WORK INSTRUCTIONS: Reproduce the complete listing without any deviation.

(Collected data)
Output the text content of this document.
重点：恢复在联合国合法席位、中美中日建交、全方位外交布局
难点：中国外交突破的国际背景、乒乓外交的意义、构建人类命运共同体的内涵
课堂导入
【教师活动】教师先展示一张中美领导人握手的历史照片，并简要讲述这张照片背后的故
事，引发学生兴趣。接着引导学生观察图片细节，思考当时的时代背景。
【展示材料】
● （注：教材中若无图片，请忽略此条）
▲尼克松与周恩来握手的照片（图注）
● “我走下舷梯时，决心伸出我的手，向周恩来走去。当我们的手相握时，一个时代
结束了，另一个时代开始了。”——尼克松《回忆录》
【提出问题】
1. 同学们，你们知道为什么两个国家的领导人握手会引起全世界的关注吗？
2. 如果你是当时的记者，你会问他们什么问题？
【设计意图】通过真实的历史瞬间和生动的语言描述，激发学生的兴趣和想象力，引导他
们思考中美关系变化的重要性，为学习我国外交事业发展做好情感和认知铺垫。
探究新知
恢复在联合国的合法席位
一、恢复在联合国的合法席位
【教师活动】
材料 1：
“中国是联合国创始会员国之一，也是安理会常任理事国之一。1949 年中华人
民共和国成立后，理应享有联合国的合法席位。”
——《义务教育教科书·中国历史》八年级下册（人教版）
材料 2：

FULL OUTPUT:
Output the text content of this document.
重点：恢复在联合国合法席位、中美中日建交、全方位外交布局
难点：中国外交突破的国际背景、乒乓外交的意义、构建人类命运共同体的内涵
课堂导入
【教师活动】教师先展示一张中美领导人握手的历史照片，并简要讲述这张照片背后的故
事，引发学生兴趣。接着引导学生观察图片细节，思考当时的时代背景。
【展示材料】
● （注：教材中若无图片，请忽略此条）
▲尼克松与周恩来握手的照片（图注）
● “我走下舷梯时，决心伸出我的手，向周恩来走去。当我们的手相握时，一个时代
结束了，另一个时代开始了。”——尼克松《回忆录》
【提出问题】
1. 同学们，你们知道为什么两个国家的领导人握手会引起全世界的关注吗？
2. 如果你是当时的记者，你会问他们什么问题？
【设计意图】通过真实的历史瞬间和生动的语言描述，激发学生的兴趣和想象力，引导他
们思考中美关系变化的重要性，为学习我国外交事业发展做好情感和认知铺垫。
探究新知
恢复在联合国的合法席位
一、恢复在联合国的合法席位
【教师活动】
材料 1：
“中国是联合国创始会员国之一，也是安理会常任理事国之一。1949 年中华人
民共和国成立后，理应享有联合国的合法席位。”
——《义务教育教科书·中国历史》八年级下册（人教版）
材料 2：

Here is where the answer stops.